>> START Material for the task

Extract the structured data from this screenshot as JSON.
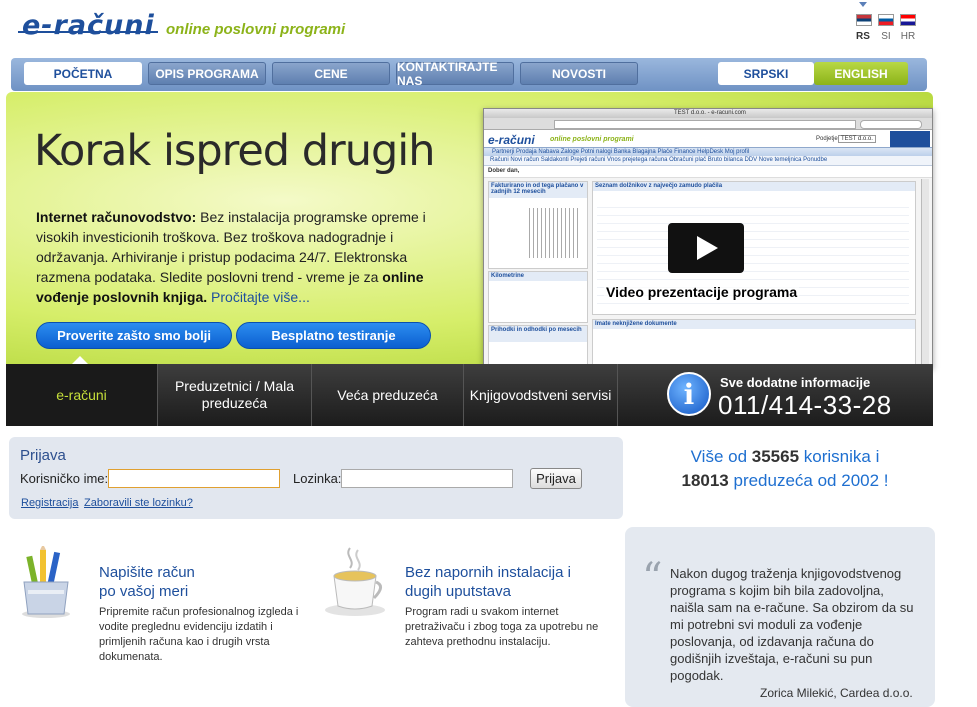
{
  "header": {
    "logo": "e-računi",
    "tagline": "online poslovni programi",
    "languages": [
      {
        "code": "RS",
        "active": true
      },
      {
        "code": "SI",
        "active": false
      },
      {
        "code": "HR",
        "active": false
      }
    ]
  },
  "nav": {
    "items": [
      "POČETNA",
      "OPIS PROGRAMA",
      "CENE",
      "KONTAKTIRAJTE NAS",
      "NOVOSTI"
    ],
    "lang_srpski": "SRPSKI",
    "lang_english": "ENGLISH"
  },
  "hero": {
    "title": "Korak ispred drugih",
    "lead_bold": "Internet računovodstvo:",
    "text1": " Bez instalacija programske opreme i visokih investicionih troškova. Bez troškova nadogradnje i održavanja. Arhiviranje i pristup podacima 24/7. Elektronska razmena podataka. Sledite poslovni trend - vreme je za ",
    "text_bold2": "online vođenje poslovnih knjiga.",
    "read_more": "Pročitajte više...",
    "btn_why": "Proverite zašto smo bolji",
    "btn_trial": "Besplatno testiranje",
    "video_caption": "Video prezentacije programa"
  },
  "mock": {
    "window_title": "TEST d.o.o. - e-racuni.com",
    "logo": "e-računi",
    "tagline": "online poslovni programi",
    "company_label": "Podjetje",
    "company_value": "TEST d.o.o.",
    "menu": "Partnerji  Prodaja  Nabava  Zaloge  Potni nalogi  Banka  Blagajna  Plače  Finance  HelpDesk  Moj profil",
    "submenu": "Računi  Novi račun  Saldakonti  Prejeti računi  Vnos prejetega računa  Obračuni plač  Bruto bilanca  DDV  Nove temeljnica  Ponudbe",
    "welcome": "Dober dan,",
    "panel1": "Fakturirano in od tega plačano v zadnjih 12 mesecih",
    "panel2": "Seznam dolžnikov z največjo zamudo plačila",
    "panel3": "Kilometrine",
    "panel4": "Prihodki in odhodki po mesecih",
    "panel5": "Imate neknjižene dokumente"
  },
  "tabs": {
    "items": [
      "e-računi",
      "Preduzetnici / Mala preduzeća",
      "Veća preduzeća",
      "Knjigovodstveni servisi"
    ],
    "info_label": "Sve dodatne informacije",
    "info_phone": "011/414-33-28"
  },
  "login": {
    "title": "Prijava",
    "username_label": "Korisničko ime:",
    "username_value": "",
    "password_label": "Lozinka:",
    "password_value": "",
    "submit": "Prijava",
    "register": "Registracija",
    "forgot": "Zaboravili ste lozinku?"
  },
  "stats": {
    "line1_prefix": "Više od ",
    "users": "35565",
    "line1_suffix": " korisnika i",
    "companies": "18013",
    "line2_suffix": " preduzeća od 2002 !"
  },
  "features": [
    {
      "title1": "Napišite račun",
      "title2": "po vašoj meri",
      "text": "Pripremite račun profesionalnog izgleda i vodite preglednu evidenciju izdatih i primljenih računa kao i drugih vrsta dokumenata."
    },
    {
      "title1": "Bez napornih instalacija i",
      "title2": "dugih uputstava",
      "text": "Program radi u svakom internet pretraživaču i zbog toga za upotrebu ne zahteva prethodnu instalaciju."
    }
  ],
  "testimonial": {
    "text": "Nakon dugog traženja knjigovodstvenog programa s kojim bih bila zadovoljna, naišla sam na e-račune. Sa obzirom da su mi potrebni svi moduli za vođenje poslovanja, od izdavanja računa do godišnjih izveštaja, e-računi su pun pogodak.",
    "author": "Zorica Milekić, Cardea d.o.o."
  },
  "colors": {
    "brand_blue": "#1e4f9c",
    "brand_green": "#8cb319",
    "stat_blue": "#1e6fd0"
  }
}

>> END Material for the task

**Your objective**: Without including any pictures, reproduce the listing exactly.

**Result for this exercise**:
Extract the structured data from this screenshot as JSON.
{
  "header": {
    "logo": "e-računi",
    "tagline": "online poslovni programi",
    "languages": [
      {
        "code": "RS",
        "active": true
      },
      {
        "code": "SI",
        "active": false
      },
      {
        "code": "HR",
        "active": false
      }
    ]
  },
  "nav": {
    "items": [
      "POČETNA",
      "OPIS PROGRAMA",
      "CENE",
      "KONTAKTIRAJTE NAS",
      "NOVOSTI"
    ],
    "lang_srpski": "SRPSKI",
    "lang_english": "ENGLISH"
  },
  "hero": {
    "title": "Korak ispred drugih",
    "lead_bold": "Internet računovodstvo:",
    "text1": " Bez instalacija programske opreme i visokih investicionih troškova. Bez troškova nadogradnje i održavanja. Arhiviranje i pristup podacima 24/7. Elektronska razmena podataka. Sledite poslovni trend - vreme je za ",
    "text_bold2": "online vođenje poslovnih knjiga.",
    "read_more": "Pročitajte više...",
    "btn_why": "Proverite zašto smo bolji",
    "btn_trial": "Besplatno testiranje",
    "video_caption": "Video prezentacije programa"
  },
  "mock": {
    "window_title": "TEST d.o.o. - e-racuni.com",
    "logo": "e-računi",
    "tagline": "online poslovni programi",
    "company_label": "Podjetje",
    "company_value": "TEST d.o.o.",
    "menu": "Partnerji  Prodaja  Nabava  Zaloge  Potni nalogi  Banka  Blagajna  Plače  Finance  HelpDesk  Moj profil",
    "submenu": "Računi  Novi račun  Saldakonti  Prejeti računi  Vnos prejetega računa  Obračuni plač  Bruto bilanca  DDV  Nove temeljnica  Ponudbe",
    "welcome": "Dober dan,",
    "panel1": "Fakturirano in od tega plačano v zadnjih 12 mesecih",
    "panel2": "Seznam dolžnikov z največjo zamudo plačila",
    "panel3": "Kilometrine",
    "panel4": "Prihodki in odhodki po mesecih",
    "panel5": "Imate neknjižene dokumente"
  },
  "tabs": {
    "items": [
      "e-računi",
      "Preduzetnici / Mala preduzeća",
      "Veća preduzeća",
      "Knjigovodstveni servisi"
    ],
    "info_label": "Sve dodatne informacije",
    "info_phone": "011/414-33-28"
  },
  "login": {
    "title": "Prijava",
    "username_label": "Korisničko ime:",
    "username_value": "",
    "password_label": "Lozinka:",
    "password_value": "",
    "submit": "Prijava",
    "register": "Registracija",
    "forgot": "Zaboravili ste lozinku?"
  },
  "stats": {
    "line1_prefix": "Više od ",
    "users": "35565",
    "line1_suffix": " korisnika i",
    "companies": "18013",
    "line2_suffix": " preduzeća od 2002 !"
  },
  "features": [
    {
      "title1": "Napišite račun",
      "title2": "po vašoj meri",
      "text": "Pripremite račun profesionalnog izgleda i vodite preglednu evidenciju izdatih i primljenih računa kao i drugih vrsta dokumenata."
    },
    {
      "title1": "Bez napornih instalacija i",
      "title2": "dugih uputstava",
      "text": "Program radi u svakom internet pretraživaču i zbog toga za upotrebu ne zahteva prethodnu instalaciju."
    }
  ],
  "testimonial": {
    "text": "Nakon dugog traženja knjigovodstvenog programa s kojim bih bila zadovoljna, naišla sam na e-račune. Sa obzirom da su mi potrebni svi moduli za vođenje poslovanja, od izdavanja računa do godišnjih izveštaja, e-računi su pun pogodak.",
    "author": "Zorica Milekić, Cardea d.o.o."
  },
  "colors": {
    "brand_blue": "#1e4f9c",
    "brand_green": "#8cb319",
    "stat_blue": "#1e6fd0"
  }
}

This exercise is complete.